Data entries

____________

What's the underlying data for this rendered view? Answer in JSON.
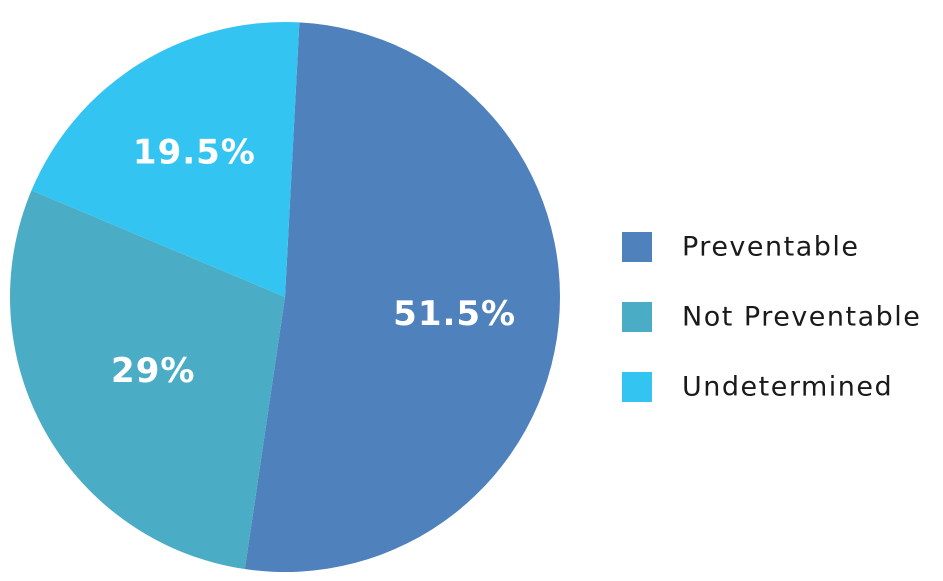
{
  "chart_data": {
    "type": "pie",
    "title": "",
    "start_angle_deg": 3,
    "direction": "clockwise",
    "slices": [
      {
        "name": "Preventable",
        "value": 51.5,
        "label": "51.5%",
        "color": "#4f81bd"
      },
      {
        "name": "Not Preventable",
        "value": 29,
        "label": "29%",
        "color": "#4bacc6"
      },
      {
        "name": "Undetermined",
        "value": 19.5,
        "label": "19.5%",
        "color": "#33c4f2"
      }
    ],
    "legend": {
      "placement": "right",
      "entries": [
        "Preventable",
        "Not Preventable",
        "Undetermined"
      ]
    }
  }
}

____________

§ **EXERCISE AIM**: Report all lines of the data that include the word "Preventable".

§ **EXERCISE OUTPUT**:
        "name": "Preventable",
        "name": "Not Preventable",
        "Preventable",
        "Not Preventable",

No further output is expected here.